**EXERCISE OBJECTIVE:** Locate every line below that contains the word "width" and copy it.

— Begin —

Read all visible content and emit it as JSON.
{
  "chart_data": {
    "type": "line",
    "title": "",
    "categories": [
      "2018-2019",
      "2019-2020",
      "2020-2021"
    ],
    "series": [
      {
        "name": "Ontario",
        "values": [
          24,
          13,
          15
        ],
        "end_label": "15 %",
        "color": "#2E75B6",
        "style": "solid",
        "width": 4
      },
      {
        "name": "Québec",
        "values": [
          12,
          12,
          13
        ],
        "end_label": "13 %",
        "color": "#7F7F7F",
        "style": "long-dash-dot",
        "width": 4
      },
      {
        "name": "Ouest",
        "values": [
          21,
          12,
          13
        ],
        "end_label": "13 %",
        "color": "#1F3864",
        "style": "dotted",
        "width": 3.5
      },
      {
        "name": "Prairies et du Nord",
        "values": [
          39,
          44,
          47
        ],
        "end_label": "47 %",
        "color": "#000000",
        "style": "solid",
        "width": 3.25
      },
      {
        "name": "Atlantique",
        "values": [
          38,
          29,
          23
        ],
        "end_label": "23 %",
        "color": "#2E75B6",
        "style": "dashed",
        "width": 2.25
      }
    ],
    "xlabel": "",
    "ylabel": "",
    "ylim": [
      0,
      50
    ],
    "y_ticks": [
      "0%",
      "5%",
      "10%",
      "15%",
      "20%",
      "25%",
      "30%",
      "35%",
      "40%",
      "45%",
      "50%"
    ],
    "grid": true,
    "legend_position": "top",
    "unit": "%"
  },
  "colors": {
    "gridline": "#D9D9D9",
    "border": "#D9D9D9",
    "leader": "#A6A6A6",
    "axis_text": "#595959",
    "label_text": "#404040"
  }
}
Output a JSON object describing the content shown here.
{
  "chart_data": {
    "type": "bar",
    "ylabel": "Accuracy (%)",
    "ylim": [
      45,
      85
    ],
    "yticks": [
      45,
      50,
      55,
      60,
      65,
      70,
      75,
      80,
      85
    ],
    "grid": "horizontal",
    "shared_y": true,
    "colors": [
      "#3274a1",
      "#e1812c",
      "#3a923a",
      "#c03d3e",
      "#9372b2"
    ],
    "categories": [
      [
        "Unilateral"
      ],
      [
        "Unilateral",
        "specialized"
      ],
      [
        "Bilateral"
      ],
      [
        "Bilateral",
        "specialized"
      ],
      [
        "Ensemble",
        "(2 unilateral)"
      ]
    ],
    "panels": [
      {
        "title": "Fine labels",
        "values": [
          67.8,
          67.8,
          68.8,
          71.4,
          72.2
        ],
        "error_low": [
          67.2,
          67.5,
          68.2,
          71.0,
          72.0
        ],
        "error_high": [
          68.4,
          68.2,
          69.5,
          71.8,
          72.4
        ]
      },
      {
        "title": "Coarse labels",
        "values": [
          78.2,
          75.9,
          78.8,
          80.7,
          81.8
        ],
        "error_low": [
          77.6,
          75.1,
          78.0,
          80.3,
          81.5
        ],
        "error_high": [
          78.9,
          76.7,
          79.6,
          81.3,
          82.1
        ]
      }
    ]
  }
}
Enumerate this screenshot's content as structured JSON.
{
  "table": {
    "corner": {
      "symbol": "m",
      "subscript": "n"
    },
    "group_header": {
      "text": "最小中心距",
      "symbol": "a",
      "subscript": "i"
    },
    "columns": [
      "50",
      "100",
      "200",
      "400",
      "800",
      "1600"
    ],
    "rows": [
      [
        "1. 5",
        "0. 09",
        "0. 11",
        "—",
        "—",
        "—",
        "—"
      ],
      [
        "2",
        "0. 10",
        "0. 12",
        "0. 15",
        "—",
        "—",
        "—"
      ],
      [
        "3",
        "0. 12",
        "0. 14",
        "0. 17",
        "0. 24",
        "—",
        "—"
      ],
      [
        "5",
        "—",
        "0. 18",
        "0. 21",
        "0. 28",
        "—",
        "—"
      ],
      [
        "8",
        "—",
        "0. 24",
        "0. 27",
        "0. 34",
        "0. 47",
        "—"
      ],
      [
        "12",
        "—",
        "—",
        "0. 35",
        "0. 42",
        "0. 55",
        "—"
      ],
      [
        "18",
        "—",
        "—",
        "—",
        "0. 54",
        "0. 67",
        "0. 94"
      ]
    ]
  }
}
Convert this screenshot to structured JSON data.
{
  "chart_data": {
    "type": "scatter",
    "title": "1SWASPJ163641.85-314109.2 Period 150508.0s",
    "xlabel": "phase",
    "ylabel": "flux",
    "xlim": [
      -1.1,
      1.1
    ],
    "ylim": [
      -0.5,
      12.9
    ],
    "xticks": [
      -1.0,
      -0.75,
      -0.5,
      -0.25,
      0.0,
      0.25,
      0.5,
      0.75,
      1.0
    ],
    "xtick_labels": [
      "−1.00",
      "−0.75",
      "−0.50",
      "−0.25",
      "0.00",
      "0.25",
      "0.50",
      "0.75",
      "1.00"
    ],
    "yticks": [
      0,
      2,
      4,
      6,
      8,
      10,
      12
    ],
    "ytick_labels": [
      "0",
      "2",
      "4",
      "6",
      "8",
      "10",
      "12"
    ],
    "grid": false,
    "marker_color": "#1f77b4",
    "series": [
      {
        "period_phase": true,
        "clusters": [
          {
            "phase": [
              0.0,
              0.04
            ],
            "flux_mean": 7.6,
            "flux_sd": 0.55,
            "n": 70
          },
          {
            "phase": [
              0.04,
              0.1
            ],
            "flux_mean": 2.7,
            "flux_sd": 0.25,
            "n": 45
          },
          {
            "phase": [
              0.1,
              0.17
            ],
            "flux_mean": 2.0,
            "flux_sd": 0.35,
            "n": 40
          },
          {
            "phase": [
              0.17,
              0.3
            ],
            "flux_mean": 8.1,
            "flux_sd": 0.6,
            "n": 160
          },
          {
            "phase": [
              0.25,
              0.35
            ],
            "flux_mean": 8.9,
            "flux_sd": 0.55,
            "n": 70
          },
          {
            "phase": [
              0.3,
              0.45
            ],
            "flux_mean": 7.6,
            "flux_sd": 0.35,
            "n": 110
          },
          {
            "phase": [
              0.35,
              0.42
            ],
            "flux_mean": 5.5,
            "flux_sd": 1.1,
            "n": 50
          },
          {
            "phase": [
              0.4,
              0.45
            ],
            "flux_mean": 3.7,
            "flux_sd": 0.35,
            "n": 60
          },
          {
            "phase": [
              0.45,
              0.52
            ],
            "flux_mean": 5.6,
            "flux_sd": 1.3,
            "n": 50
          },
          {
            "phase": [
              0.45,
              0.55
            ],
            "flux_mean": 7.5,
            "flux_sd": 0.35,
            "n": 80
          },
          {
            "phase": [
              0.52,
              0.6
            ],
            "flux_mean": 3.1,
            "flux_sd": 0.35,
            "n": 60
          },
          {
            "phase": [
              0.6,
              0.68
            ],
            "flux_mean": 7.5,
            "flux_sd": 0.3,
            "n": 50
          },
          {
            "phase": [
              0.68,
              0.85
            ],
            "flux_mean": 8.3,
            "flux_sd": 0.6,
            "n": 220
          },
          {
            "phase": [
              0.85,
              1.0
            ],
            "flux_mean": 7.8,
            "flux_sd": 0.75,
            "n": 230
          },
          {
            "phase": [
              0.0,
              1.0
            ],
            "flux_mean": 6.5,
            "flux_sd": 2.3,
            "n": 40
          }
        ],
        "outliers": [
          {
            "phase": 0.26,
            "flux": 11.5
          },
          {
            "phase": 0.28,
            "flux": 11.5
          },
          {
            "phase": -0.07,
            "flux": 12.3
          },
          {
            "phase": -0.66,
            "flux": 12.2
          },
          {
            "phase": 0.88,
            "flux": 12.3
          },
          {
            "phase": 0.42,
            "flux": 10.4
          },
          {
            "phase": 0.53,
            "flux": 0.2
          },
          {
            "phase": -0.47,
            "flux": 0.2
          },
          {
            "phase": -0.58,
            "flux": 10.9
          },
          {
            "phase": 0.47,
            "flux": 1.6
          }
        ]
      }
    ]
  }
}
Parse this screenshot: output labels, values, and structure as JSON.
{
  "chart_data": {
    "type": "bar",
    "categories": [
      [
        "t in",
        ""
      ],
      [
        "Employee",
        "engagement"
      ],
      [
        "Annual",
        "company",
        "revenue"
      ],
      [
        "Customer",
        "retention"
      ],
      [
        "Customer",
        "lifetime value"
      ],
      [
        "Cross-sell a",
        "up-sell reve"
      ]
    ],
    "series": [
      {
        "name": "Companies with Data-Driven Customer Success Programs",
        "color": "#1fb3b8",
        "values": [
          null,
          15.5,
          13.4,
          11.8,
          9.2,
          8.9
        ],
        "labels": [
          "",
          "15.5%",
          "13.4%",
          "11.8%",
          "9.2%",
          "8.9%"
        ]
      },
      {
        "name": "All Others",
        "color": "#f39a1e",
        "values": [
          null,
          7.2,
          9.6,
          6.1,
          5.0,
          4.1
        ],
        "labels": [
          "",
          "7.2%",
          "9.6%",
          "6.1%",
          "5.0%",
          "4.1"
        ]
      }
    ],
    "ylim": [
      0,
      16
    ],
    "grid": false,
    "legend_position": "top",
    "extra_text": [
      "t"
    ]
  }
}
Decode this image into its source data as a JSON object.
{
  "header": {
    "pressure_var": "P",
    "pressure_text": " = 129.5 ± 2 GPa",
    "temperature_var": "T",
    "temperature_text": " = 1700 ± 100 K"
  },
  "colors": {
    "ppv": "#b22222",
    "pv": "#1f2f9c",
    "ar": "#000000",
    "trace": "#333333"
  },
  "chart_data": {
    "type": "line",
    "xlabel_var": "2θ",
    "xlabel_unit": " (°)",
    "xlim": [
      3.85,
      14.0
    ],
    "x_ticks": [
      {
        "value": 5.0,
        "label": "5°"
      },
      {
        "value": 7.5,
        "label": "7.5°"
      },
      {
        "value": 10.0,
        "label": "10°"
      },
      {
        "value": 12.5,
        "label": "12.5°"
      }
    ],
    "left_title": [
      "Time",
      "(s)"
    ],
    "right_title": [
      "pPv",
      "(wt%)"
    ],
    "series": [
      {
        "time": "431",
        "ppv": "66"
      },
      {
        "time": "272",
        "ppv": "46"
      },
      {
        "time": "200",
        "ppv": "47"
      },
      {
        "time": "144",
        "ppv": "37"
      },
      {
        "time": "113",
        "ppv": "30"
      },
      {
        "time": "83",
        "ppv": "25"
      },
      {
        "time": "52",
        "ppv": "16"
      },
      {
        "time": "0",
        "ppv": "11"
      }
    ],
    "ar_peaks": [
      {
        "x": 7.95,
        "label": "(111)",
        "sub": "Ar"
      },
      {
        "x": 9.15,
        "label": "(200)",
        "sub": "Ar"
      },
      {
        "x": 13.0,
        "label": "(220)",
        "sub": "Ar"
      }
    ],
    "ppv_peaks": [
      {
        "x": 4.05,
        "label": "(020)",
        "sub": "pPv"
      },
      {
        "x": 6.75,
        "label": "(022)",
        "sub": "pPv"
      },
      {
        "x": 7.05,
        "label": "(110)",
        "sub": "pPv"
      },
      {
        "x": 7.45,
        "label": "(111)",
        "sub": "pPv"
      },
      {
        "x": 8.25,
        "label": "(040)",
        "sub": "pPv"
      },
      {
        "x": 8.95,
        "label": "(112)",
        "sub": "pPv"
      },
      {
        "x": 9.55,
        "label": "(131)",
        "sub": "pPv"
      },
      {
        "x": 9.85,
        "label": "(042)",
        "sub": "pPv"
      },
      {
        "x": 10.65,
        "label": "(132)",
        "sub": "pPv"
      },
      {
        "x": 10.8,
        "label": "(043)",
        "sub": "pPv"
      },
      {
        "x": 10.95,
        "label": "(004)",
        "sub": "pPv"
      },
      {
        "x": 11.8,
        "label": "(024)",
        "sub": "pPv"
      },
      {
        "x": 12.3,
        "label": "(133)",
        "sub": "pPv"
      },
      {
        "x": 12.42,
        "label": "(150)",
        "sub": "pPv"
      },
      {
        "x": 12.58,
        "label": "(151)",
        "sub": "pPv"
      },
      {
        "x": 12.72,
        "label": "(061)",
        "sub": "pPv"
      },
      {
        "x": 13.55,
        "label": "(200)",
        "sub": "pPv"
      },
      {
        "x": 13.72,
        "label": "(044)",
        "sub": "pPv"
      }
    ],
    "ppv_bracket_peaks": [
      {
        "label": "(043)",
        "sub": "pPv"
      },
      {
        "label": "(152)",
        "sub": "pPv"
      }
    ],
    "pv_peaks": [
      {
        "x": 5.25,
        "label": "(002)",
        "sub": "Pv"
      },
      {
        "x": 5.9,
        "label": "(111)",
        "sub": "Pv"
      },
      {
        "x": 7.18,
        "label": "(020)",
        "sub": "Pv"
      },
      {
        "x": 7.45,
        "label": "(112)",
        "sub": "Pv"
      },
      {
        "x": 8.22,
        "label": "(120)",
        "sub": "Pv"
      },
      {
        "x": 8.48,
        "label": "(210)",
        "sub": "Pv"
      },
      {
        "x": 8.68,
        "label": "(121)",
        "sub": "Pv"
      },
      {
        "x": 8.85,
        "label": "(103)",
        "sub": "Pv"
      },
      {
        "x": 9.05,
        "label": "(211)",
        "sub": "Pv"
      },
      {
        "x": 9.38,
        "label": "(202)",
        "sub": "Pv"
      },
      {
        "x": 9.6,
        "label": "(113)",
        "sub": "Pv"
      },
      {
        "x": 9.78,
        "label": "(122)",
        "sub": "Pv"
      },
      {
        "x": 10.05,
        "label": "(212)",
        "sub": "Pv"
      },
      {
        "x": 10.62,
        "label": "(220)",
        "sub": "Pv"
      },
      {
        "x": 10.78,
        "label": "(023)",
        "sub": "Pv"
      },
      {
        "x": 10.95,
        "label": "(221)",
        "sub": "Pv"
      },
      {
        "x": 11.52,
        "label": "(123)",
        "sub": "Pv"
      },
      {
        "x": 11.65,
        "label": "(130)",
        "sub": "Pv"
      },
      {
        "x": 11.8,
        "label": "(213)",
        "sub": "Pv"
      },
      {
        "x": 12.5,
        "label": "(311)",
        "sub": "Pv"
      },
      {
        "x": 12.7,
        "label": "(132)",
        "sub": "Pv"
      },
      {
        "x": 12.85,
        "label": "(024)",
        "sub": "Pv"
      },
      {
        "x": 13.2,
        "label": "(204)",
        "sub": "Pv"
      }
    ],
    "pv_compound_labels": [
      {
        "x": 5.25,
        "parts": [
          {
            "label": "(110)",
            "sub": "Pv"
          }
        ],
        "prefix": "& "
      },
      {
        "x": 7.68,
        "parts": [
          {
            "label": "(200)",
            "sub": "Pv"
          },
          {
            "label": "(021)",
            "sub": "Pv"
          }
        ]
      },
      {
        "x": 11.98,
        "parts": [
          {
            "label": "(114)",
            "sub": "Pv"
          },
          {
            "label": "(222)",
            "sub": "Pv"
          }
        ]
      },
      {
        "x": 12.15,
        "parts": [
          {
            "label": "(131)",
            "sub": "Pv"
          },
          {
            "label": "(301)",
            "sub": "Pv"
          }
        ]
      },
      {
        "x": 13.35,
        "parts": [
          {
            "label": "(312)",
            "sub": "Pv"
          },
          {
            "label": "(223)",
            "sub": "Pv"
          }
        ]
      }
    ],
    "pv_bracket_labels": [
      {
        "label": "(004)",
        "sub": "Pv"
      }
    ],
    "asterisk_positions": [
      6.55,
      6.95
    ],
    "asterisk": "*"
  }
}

— End —

**WRITTEN SOLUTION:**
        "width": 4
        "width": 4
        "width": 3.5
        "width": 3.25
        "width": 2.25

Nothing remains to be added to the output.